── Dataset rows

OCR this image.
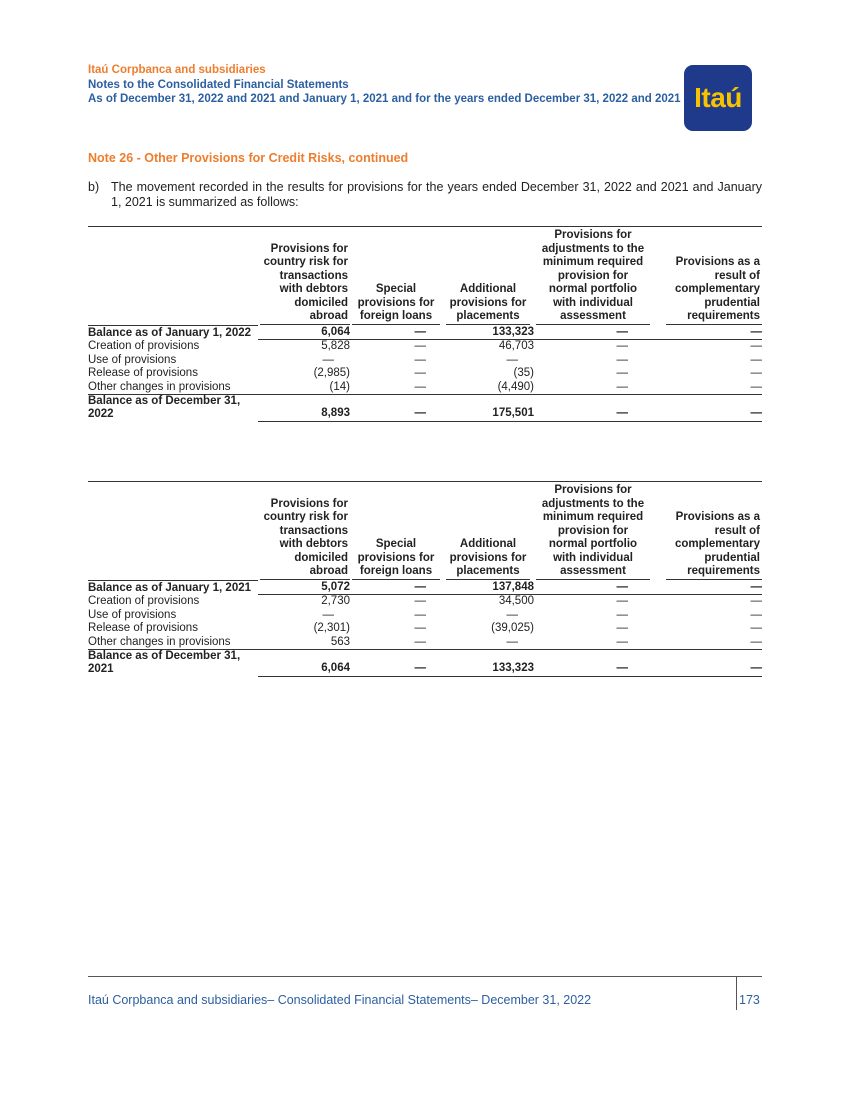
Itaú Corpbanca and subsidiaries
Notes to the Consolidated Financial Statements
As of December 31, 2022 and 2021 and January 1, 2021 and for the years ended December 31, 2022 and 2021 Itaú
Note 26 - Other Provisions for Credit Risks, continued
b) The movement recorded in the results for provisions for the years ended December 31, 2022 and 2021 and January 1, 2021 is summarized as follows:

	Provisions for country risk for transactions with debtors domiciled abroad	Special provisions for foreign loans	Additional provisions for placements	Provisions for adjustments to the minimum required provision for normal portfolio with individual assessment	Provisions as a result of complementary prudential requirements
Balance as of January 1, 2022	6,064	—	133,323	—	—
Creation of provisions	5,828	—	46,703	—	—
Use of provisions	—	—	—	—	—
Release of provisions	(2,985)	—	(35)	—	—
Other changes in provisions	(14)	—	(4,490)	—	—
Balance as of December 31, 2022	8,893	—	175,501	—	—

	Provisions for country risk for transactions with debtors domiciled abroad	Special provisions for foreign loans	Additional provisions for placements	Provisions for adjustments to the minimum required provision for normal portfolio with individual assessment	Provisions as a result of complementary prudential requirements
Balance as of January 1, 2021	5,072	—	137,848	—	—
Creation of provisions	2,730	—	34,500	—	—
Use of provisions	—	—	—	—	—
Release of provisions	(2,301)	—	(39,025)	—	—
Other changes in provisions	563	—	—	—	—
Balance as of December 31, 2021	6,064	—	133,323	—	—
Itaú Corpbanca and subsidiaries– Consolidated Financial Statements– December 31, 2022	173
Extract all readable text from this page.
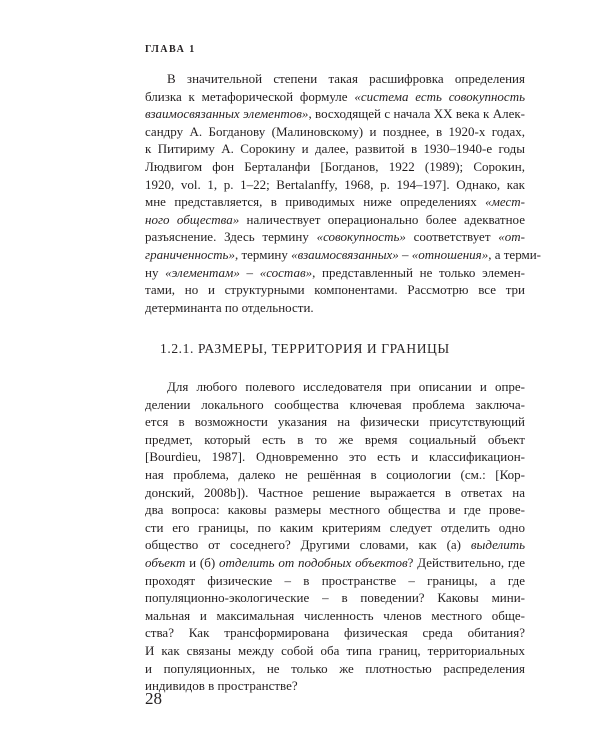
ГЛАВА 1
В значительной степени такая расшифровка определения
близка к метафорической формуле «система есть совокупность
взаимосвязанных элементов», восходящей с начала XX века к Алек-
сандру А. Богданову (Малиновскому) и позднее, в 1920-х годах,
к Питириму А. Сорокину и далее, развитой в 1930–1940-е годы
Людвигом фон Берталанфи [Богданов, 1922 (1989); Сорокин,
1920, vol. 1, p. 1–22; Bertalanffy, 1968, p. 194–197]. Однако, как
мне представляется, в приводимых ниже определениях «мест-
ного общества» наличествует операционально более адекватное
разъяснение. Здесь термину «совокупность» соответствует «от-
граниченность», термину «взаимосвязанных» – «отношения», а терми-
ну «элементам» – «состав», представленный не только элемен-
тами, но и структурными компонентами. Рассмотрю все три
детерминанта по отдельности.
1.2.1. РАЗМЕРЫ, ТЕРРИТОРИЯ И ГРАНИЦЫ
Для любого полевого исследователя при описании и опре-
делении локального сообщества ключевая проблема заключа-
ется в возможности указания на физически присутствующий
предмет, который есть в то же время социальный объект
[Bourdieu, 1987]. Одновременно это есть и классификацион-
ная проблема, далеко не решённая в социологии (см.: [Кор-
донский, 2008b]). Частное решение выражается в ответах на
два вопроса: каковы размеры местного общества и где прове-
сти его границы, по каким критериям следует отделить одно
общество от соседнего? Другими словами, как (а) выделить
объект и (б) отделить от подобных объектов? Действительно, где
проходят физические – в пространстве – границы, а где
популяционно-экологические – в поведении? Каковы мини-
мальная и максимальная численность членов местного обще-
ства? Как трансформирована физическая среда обитания?
И как связаны между собой оба типа границ, территориальных
и популяционных, не только же плотностью распределения
индивидов в пространстве?
28
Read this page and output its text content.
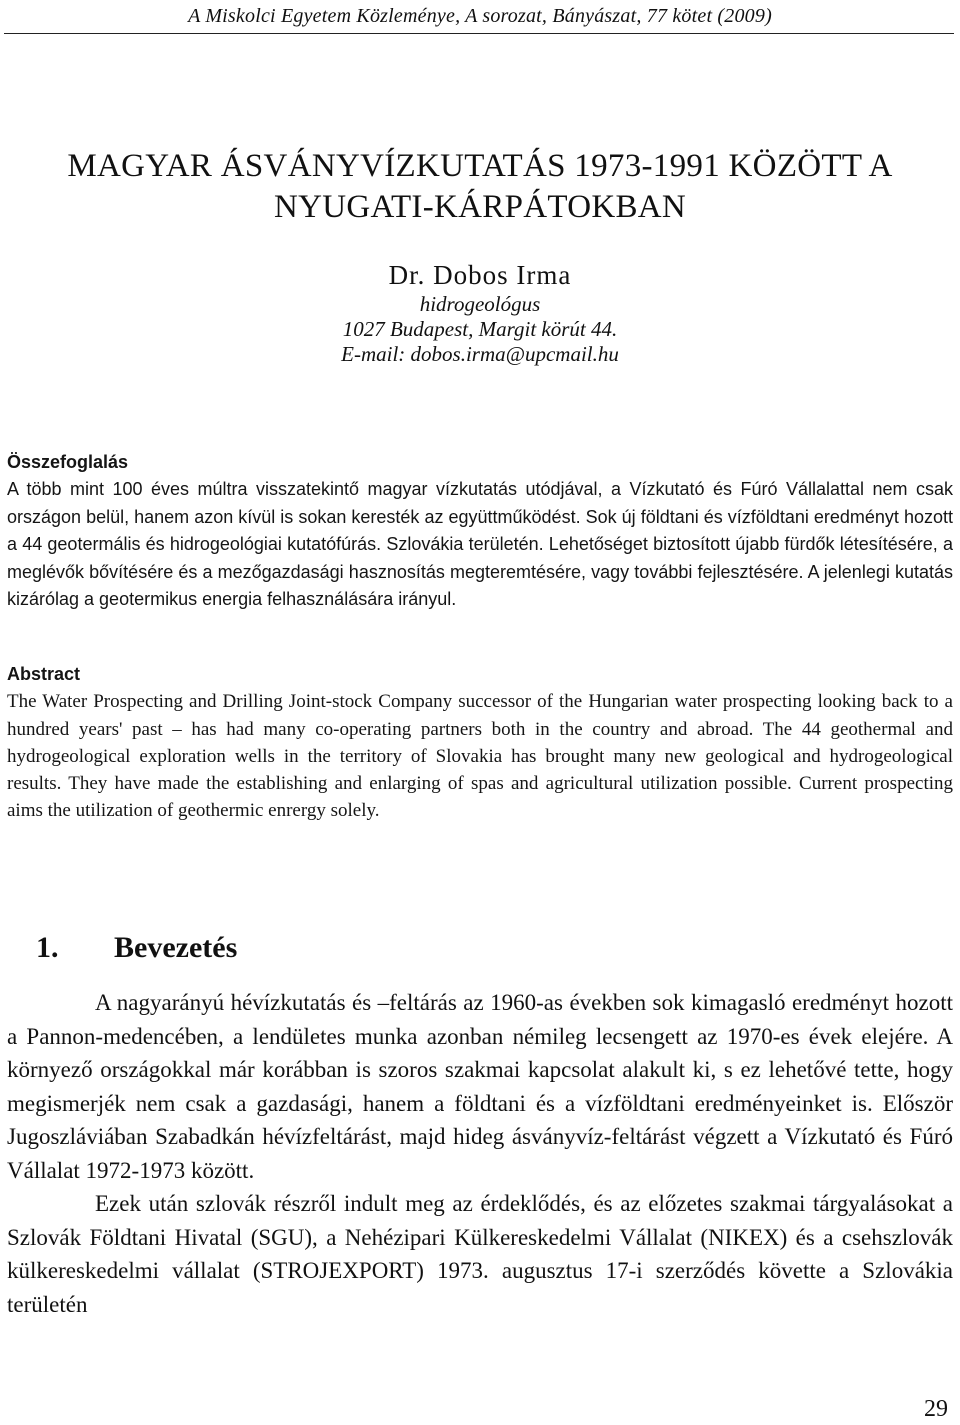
A Miskolci Egyetem Közleménye, A sorozat, Bányászat, 77 kötet (2009)
MAGYAR ÁSVÁNYVÍZKUTATÁS 1973-1991 KÖZÖTT A
NYUGATI-KÁRPÁTOKBAN
Dr. Dobos Irma
hidrogeológus
1027 Budapest, Margit körút 44.
E-mail: dobos.irma@upcmail.hu
Összefoglalás
A több mint 100 éves múltra visszatekintő magyar vízkutatás utódjával, a Vízkutató és Fúró Vállalattal nem csak országon belül, hanem azon kívül is sokan keresték az együttműködést. Sok új földtani és vízföldtani eredményt hozott a 44 geotermális és hidrogeológiai kutatófúrás. Szlovákia területén. Lehetőséget biztosított újabb fürdők létesítésére, a meglévők bővítésére és a mezőgazdasági hasznosítás megteremtésére, vagy további fejlesztésére. A jelenlegi kutatás kizárólag a geotermikus energia felhasználására irányul.
Abstract
The Water Prospecting and Drilling Joint-stock Company successor of the Hungarian water prospecting looking back to a hundred years' past – has had many co-operating partners both in the country and abroad. The 44 geothermal and hydrogeological exploration wells in the territory of Slovakia has brought many new geological and hydrogeological results. They have made the establishing and enlarging of spas and agricultural utilization possible. Current prospecting aims the utilization of geothermic enrergy solely.
1. Bevezetés

A nagyarányú hévízkutatás és –feltárás az 1960-as években sok kimagasló eredményt hozott a Pannon-medencében, a lendületes munka azonban némileg lecsengett az 1970-es évek elejére. A környező országokkal már korábban is szoros szakmai kapcsolat alakult ki, s ez lehetővé tette, hogy megismerjék nem csak a gazdasági, hanem a földtani és a vízföldtani eredményeinket is. Először Jugoszláviában Szabadkán hévízfeltárást, majd hideg ásványvíz-feltárást végzett a Vízkutató és Fúró Vállalat 1972-1973 között.

Ezek után szlovák részről indult meg az érdeklődés, és az előzetes szakmai tárgyalásokat a Szlovák Földtani Hivatal (SGU), a Nehézipari Külkereskedelmi Vállalat (NIKEX) és a csehszlovák külkereskedelmi vállalat (STROJEXPORT) 1973. augusztus 17-i szerződés követte a Szlovákia területén

29
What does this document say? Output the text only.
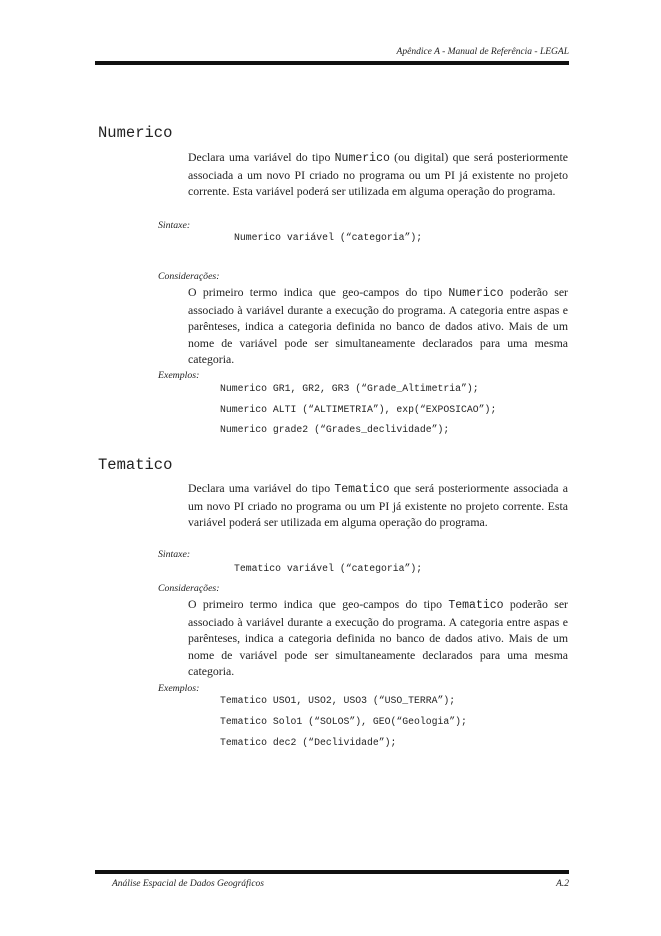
Apêndice A - Manual de Referência - LEGAL
Numerico
Declara uma variável do tipo Numerico (ou digital) que será posteriormente associada a um novo PI criado no programa ou um PI já existente no projeto corrente. Esta variável poderá ser utilizada em alguma operação do programa.
Sintaxe:
Numerico variável (“categoria”);
Considerações:
O primeiro termo indica que geo-campos do tipo Numerico poderão ser associado à variável durante a execução do programa. A categoria entre aspas e parênteses, indica a categoria definida no banco de dados ativo. Mais de um nome de variável pode ser simultaneamente declarados para uma mesma categoria.
Exemplos:
Numerico GR1, GR2, GR3 (“Grade_Altimetria”);
Numerico ALTI (“ALTIMETRIA”), exp(“EXPOSICAO”);
Numerico grade2 (“Grades_declividade”);
Tematico
Declara uma variável do tipo Tematico que será posteriormente associada a um novo PI criado no programa ou um PI já existente no projeto corrente. Esta variável poderá ser utilizada em alguma operação do programa.
Sintaxe:
Tematico variável (“categoria”);
Considerações:
O primeiro termo indica que geo-campos do tipo Tematico poderão ser associado à variável durante a execução do programa. A categoria entre aspas e parênteses, indica a categoria definida no banco de dados ativo. Mais de um nome de variável pode ser simultaneamente declarados para uma mesma categoria.
Exemplos:
Tematico USO1, USO2, USO3 (“USO_TERRA”);
Tematico Solo1 (“SOLOS”), GEO(“Geologia”);
Tematico dec2 (“Declividade”);
Análise Espacial de Dados Geográficos	A.2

────

For each line of the listing that holds the word "posteriormente", show that line.

__Output__:
Declara uma variável do tipo Numerico (ou digital) que será posteriormente associada a um novo PI criado no programa ou um PI já existente no projeto corrente. Esta variável poderá ser utilizada em alguma operação do programa.
Declara uma variável do tipo Tematico que será posteriormente associada a um novo PI criado no programa ou um PI já existente no projeto corrente. Esta variável poderá ser utilizada em alguma operação do programa.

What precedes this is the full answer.